▼
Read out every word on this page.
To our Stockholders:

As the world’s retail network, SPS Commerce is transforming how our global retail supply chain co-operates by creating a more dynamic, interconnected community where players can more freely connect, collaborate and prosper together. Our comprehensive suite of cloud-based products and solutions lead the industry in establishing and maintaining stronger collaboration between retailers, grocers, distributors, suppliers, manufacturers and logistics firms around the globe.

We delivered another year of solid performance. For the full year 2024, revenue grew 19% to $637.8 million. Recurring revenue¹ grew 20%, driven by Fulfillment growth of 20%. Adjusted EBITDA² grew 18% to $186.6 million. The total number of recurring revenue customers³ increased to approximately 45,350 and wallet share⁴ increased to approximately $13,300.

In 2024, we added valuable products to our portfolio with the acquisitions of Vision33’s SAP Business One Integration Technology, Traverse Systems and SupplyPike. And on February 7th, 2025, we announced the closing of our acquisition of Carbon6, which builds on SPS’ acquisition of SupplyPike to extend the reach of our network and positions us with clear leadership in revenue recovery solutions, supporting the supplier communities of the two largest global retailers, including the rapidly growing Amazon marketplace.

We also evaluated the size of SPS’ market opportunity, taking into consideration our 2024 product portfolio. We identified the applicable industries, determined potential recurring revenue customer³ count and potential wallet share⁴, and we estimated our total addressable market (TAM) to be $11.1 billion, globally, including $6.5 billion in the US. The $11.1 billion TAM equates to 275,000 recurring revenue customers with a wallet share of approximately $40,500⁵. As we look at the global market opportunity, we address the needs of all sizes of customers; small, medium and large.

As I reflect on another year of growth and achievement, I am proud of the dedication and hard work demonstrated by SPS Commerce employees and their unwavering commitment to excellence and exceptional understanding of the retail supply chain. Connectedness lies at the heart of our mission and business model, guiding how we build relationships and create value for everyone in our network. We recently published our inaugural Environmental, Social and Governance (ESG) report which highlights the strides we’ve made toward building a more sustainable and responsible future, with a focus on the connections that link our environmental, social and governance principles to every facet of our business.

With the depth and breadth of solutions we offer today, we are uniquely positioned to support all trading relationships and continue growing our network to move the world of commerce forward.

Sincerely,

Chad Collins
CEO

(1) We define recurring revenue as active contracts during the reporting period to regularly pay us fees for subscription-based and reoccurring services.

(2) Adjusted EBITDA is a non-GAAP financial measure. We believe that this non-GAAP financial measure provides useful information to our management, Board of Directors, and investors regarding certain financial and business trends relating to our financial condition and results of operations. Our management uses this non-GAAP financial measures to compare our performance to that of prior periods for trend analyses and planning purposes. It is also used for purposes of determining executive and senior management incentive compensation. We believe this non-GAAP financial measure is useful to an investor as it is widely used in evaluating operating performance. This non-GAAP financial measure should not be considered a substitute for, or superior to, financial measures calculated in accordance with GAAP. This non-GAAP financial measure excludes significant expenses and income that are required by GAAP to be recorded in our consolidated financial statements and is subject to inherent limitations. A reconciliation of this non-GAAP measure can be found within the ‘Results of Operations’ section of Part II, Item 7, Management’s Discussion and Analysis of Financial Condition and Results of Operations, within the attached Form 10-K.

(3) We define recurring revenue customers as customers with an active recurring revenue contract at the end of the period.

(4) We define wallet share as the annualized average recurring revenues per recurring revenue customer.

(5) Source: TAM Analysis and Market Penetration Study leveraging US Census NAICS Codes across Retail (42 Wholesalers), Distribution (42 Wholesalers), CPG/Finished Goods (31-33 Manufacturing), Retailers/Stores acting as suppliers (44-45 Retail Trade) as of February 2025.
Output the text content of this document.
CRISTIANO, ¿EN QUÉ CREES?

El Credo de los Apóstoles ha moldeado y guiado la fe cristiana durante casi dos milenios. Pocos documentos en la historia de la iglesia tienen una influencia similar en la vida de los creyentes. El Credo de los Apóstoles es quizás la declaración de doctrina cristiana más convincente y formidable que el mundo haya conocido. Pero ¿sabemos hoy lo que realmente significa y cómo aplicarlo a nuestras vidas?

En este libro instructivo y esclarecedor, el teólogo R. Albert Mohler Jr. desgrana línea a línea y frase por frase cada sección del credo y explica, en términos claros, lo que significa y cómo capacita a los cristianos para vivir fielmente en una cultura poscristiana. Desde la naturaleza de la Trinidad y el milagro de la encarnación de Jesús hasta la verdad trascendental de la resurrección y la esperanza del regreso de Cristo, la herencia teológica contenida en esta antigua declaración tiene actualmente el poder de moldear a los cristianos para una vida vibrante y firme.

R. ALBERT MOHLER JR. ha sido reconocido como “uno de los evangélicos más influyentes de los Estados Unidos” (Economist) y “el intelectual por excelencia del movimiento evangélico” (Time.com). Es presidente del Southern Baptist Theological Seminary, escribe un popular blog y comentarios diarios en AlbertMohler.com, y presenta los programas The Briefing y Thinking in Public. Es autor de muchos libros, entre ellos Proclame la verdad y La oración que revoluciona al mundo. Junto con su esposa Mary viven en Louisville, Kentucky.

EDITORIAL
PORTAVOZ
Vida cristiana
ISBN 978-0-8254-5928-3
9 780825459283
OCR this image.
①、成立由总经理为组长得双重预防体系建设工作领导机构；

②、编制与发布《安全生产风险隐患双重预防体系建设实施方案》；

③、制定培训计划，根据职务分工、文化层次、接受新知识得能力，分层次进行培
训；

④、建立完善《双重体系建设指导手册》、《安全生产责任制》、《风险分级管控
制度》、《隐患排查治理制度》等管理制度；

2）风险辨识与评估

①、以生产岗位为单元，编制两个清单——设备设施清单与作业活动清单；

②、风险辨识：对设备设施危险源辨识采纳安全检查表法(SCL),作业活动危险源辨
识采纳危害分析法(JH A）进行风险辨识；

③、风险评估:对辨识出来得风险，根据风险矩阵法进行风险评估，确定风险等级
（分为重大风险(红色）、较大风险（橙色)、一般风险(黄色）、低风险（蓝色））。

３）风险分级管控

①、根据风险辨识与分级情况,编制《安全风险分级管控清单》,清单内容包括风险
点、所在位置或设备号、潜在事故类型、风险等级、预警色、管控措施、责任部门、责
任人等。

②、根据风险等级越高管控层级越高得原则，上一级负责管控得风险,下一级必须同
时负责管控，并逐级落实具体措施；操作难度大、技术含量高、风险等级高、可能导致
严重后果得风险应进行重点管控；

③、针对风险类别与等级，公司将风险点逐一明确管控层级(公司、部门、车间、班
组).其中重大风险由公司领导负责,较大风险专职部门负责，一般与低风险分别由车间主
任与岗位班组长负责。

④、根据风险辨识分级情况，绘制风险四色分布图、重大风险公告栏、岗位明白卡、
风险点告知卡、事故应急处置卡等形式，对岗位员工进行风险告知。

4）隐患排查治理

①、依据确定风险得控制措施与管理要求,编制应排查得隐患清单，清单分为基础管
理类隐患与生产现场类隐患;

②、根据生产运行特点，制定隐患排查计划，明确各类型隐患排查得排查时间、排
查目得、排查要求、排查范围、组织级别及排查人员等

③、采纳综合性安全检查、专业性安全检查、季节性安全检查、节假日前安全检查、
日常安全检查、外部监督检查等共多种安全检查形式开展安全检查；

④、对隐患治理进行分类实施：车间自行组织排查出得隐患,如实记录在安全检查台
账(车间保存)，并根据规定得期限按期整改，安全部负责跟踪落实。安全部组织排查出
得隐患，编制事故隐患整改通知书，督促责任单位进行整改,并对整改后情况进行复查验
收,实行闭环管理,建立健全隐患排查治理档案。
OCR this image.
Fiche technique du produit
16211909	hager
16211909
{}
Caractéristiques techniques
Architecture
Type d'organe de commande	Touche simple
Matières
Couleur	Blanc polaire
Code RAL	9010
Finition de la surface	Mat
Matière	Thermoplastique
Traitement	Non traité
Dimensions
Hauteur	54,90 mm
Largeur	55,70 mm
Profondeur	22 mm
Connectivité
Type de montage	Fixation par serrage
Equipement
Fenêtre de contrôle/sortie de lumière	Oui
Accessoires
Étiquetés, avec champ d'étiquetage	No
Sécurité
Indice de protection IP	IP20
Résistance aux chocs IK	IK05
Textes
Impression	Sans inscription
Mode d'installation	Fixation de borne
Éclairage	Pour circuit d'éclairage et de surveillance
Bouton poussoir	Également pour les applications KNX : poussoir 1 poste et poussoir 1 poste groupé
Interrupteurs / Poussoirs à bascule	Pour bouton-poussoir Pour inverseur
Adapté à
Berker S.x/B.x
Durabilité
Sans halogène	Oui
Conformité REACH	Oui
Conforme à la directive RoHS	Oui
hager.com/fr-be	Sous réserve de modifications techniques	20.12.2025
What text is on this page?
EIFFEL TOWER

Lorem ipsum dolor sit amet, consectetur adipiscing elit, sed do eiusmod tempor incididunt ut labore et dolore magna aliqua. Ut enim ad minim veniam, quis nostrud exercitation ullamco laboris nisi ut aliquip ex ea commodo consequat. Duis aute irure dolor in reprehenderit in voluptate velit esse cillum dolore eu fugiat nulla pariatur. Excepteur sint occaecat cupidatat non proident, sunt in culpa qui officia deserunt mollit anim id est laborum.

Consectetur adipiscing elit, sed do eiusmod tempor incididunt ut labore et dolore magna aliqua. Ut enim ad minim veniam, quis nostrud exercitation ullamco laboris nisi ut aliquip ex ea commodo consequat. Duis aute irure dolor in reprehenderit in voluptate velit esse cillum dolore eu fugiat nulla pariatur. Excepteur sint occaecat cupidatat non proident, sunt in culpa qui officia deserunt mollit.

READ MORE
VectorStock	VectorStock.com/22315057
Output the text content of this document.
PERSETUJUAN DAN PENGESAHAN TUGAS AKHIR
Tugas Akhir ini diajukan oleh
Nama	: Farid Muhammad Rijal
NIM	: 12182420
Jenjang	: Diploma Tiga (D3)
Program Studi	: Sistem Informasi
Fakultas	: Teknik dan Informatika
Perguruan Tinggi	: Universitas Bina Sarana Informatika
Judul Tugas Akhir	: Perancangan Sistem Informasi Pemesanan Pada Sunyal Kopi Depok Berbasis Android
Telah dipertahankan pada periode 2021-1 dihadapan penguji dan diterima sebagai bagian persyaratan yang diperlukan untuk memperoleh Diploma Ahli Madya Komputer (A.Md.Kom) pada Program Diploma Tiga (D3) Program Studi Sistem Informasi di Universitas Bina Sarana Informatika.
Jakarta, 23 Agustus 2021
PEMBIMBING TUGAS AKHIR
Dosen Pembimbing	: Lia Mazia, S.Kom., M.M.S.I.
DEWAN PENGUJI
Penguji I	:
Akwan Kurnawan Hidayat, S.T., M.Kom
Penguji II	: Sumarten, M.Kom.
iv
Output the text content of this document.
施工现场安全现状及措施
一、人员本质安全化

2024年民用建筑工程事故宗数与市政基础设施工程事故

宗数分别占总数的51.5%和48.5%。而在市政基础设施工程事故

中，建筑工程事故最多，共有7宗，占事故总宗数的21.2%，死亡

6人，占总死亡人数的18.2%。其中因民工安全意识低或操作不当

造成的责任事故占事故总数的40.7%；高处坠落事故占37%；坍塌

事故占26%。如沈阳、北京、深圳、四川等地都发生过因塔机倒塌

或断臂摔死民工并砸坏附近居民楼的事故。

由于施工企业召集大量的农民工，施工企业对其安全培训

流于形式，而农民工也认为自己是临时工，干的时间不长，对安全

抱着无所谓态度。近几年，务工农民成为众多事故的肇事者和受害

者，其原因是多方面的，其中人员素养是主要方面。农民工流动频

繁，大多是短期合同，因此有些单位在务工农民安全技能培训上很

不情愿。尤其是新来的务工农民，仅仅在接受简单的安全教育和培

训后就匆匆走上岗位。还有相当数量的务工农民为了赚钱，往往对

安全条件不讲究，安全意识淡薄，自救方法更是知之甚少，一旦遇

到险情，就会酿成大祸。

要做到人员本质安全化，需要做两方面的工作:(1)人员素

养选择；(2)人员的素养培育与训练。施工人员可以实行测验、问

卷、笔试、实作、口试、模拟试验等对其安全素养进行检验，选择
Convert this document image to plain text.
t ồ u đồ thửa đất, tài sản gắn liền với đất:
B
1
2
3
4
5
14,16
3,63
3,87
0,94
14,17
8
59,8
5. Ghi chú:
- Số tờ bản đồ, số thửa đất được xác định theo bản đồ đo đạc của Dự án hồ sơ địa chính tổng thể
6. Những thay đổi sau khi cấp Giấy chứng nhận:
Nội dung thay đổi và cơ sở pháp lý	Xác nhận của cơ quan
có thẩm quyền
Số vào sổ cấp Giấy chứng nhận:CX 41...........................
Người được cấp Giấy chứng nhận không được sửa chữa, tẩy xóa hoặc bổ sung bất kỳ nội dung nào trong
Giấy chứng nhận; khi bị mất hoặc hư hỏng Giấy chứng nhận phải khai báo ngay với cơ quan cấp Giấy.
▲
* The problem
Scan the records above for the string "year", then select every line that holds it.

* Final result
We delivered another year of solid performance. For the full year 2024, revenue grew 19% to $637.8 million. Recurring revenue¹ grew 20%, driven by Fulfillment growth of 20%. Adjusted EBITDA² grew 18% to $186.6 million. The total number of recurring revenue customers³ increased to approximately 45,350 and wallet share⁴ increased to approximately $13,300.
As I reflect on another year of growth and achievement, I am proud of the dedication and hard work demonstrated by SPS Commerce employees and their unwavering commitment to excellence and exceptional understanding of the retail supply chain. Connectedness lies at the heart of our mission and business model, guiding how we build relationships and create value for everyone in our network. We recently published our inaugural Environmental, Social and Governance (ESG) report which highlights the strides we’ve made toward building a more sustainable and responsible future, with a focus on the connections that link our environmental, social and governance principles to every facet of our business.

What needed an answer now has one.